#### [Task]
Please reproduce the material below word for word, starting at the line that contains "volume-bar [300,244,305,248]" and ending at the line that contains "rsi-params: (14,5 [405,502,432,513]", with both of those lines included.

#### [Input]
__________________________________________________

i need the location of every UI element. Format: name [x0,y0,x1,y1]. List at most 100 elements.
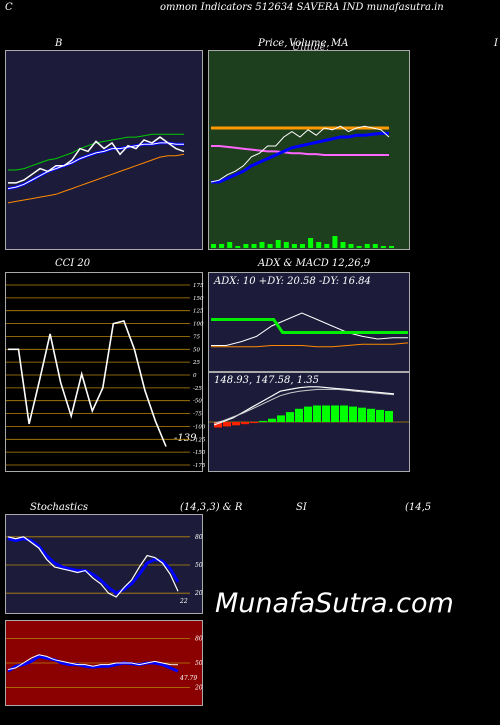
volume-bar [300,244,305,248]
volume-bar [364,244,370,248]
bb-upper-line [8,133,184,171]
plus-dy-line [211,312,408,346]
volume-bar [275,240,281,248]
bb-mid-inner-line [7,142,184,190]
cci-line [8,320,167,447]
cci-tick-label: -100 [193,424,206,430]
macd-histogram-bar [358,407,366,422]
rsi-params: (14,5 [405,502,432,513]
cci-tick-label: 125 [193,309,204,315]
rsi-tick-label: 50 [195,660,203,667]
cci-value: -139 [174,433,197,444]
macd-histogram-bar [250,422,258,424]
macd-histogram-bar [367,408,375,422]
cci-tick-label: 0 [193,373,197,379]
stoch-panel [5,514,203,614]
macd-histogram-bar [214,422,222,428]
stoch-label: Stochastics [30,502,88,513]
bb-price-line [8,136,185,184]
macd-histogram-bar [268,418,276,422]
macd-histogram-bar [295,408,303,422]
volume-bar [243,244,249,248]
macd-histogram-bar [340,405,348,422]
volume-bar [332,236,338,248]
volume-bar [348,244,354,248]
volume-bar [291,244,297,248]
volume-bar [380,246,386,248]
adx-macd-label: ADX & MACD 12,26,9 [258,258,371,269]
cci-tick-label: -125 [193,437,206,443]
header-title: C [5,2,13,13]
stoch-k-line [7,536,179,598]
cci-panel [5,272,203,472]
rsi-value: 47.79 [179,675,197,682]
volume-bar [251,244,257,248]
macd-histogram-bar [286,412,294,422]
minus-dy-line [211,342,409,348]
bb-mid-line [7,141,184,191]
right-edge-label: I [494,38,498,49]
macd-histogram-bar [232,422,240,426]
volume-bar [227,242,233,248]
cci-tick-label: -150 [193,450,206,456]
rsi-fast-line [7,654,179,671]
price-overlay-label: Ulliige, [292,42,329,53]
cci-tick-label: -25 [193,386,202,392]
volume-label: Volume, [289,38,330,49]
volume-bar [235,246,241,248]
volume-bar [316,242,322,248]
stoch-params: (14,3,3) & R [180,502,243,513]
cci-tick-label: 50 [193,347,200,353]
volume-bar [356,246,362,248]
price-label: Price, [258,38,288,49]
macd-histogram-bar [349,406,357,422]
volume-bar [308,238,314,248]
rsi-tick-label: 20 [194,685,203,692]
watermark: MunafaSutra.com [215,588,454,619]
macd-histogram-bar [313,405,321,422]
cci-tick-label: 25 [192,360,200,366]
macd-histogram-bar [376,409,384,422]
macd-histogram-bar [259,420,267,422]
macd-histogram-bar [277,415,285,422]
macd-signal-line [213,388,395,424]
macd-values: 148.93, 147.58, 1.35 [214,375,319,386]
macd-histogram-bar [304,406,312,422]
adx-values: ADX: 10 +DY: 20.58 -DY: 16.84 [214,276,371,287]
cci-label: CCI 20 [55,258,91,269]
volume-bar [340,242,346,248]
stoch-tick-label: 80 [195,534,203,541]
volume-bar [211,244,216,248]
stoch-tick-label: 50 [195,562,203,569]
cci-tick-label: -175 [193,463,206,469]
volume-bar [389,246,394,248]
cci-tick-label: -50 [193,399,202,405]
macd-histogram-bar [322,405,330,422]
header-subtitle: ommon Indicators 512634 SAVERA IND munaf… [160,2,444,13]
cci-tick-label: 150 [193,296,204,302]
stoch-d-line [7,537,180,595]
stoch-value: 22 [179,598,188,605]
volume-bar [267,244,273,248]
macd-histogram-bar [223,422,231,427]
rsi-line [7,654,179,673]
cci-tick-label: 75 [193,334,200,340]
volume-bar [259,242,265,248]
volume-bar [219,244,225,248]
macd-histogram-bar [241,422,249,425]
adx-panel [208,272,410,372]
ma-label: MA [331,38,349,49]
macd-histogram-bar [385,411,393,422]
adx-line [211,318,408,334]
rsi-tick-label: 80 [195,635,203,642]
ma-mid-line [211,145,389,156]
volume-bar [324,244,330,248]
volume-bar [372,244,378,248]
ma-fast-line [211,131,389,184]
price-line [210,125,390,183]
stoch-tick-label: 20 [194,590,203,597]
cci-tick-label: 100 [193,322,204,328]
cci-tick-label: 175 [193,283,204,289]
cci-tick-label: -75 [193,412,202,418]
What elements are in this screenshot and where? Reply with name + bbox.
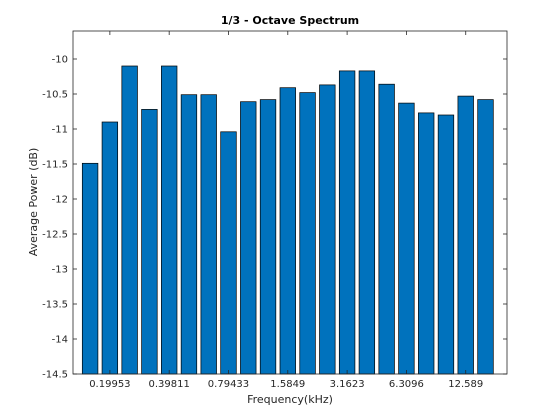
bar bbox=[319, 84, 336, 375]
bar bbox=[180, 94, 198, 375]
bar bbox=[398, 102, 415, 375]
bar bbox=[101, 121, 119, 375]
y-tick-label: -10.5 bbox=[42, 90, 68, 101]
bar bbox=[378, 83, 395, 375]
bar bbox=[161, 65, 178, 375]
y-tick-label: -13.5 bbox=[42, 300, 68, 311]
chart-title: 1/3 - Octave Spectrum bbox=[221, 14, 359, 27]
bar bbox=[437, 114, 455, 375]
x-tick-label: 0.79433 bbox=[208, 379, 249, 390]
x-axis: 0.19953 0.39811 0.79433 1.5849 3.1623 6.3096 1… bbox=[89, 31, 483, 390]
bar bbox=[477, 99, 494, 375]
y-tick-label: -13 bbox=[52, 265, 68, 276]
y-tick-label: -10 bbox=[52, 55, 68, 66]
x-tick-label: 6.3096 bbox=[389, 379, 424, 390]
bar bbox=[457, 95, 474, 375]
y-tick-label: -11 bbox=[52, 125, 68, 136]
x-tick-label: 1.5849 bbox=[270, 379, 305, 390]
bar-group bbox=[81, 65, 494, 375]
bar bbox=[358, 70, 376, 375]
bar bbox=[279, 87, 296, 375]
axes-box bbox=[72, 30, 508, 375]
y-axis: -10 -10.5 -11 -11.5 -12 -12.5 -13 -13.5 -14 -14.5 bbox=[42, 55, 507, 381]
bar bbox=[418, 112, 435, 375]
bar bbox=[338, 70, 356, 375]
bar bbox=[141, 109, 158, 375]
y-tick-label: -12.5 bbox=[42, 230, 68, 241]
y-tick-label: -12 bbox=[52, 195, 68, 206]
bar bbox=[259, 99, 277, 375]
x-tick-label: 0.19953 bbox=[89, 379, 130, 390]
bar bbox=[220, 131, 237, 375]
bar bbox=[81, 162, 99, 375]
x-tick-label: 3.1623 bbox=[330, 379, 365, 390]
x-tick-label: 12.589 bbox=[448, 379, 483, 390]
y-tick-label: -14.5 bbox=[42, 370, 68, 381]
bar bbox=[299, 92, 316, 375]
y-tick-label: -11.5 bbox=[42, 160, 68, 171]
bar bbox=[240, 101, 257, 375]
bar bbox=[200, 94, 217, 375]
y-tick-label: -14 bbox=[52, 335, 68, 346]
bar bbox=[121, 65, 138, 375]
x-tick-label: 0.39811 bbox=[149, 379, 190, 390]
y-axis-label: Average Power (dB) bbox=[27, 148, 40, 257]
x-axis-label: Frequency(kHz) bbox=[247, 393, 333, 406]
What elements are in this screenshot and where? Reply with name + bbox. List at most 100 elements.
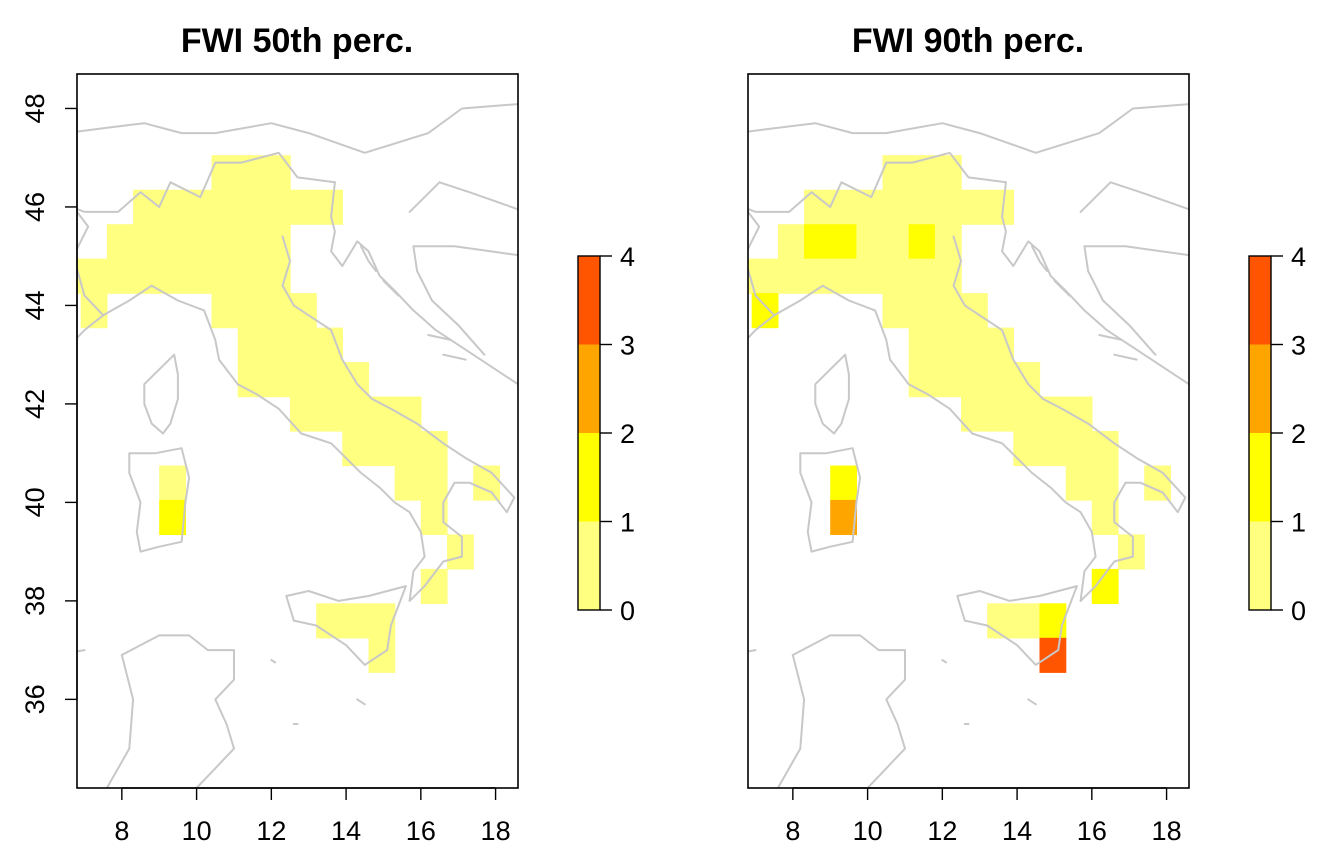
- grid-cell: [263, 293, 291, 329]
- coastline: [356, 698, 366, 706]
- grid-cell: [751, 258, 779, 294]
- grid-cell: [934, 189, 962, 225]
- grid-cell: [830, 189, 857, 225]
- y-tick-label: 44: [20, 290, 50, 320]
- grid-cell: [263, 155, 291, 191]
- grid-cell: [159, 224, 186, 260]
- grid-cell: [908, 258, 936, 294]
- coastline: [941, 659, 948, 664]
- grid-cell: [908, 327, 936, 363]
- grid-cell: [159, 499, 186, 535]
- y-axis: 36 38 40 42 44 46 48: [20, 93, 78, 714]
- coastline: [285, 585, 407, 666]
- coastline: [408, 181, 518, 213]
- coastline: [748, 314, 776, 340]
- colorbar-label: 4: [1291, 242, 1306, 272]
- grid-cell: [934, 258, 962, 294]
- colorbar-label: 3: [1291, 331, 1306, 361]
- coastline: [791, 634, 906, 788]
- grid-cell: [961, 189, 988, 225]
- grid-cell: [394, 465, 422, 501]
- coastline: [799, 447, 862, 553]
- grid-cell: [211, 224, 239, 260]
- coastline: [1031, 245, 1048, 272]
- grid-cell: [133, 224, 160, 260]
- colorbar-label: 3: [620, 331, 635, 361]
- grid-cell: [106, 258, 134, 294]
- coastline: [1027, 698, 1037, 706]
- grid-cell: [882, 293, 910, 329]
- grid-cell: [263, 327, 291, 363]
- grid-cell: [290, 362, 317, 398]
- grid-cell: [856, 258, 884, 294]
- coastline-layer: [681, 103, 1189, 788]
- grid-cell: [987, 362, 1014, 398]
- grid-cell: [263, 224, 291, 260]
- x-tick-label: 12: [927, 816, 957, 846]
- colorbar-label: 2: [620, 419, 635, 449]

__________________________________________________

#### [Full solution]
volume-bar [300,244,305,248]
volume-bar [364,244,370,248]
bb-upper-line [8,133,184,171]
plus-dy-line [211,312,408,346]
volume-bar [275,240,281,248]
bb-mid-inner-line [7,142,184,190]
cci-line [8,320,167,447]
cci-tick-label: -100 [193,424,206,430]
macd-histogram-bar [358,407,366,422]
rsi-params: (14,5 [405,502,432,513]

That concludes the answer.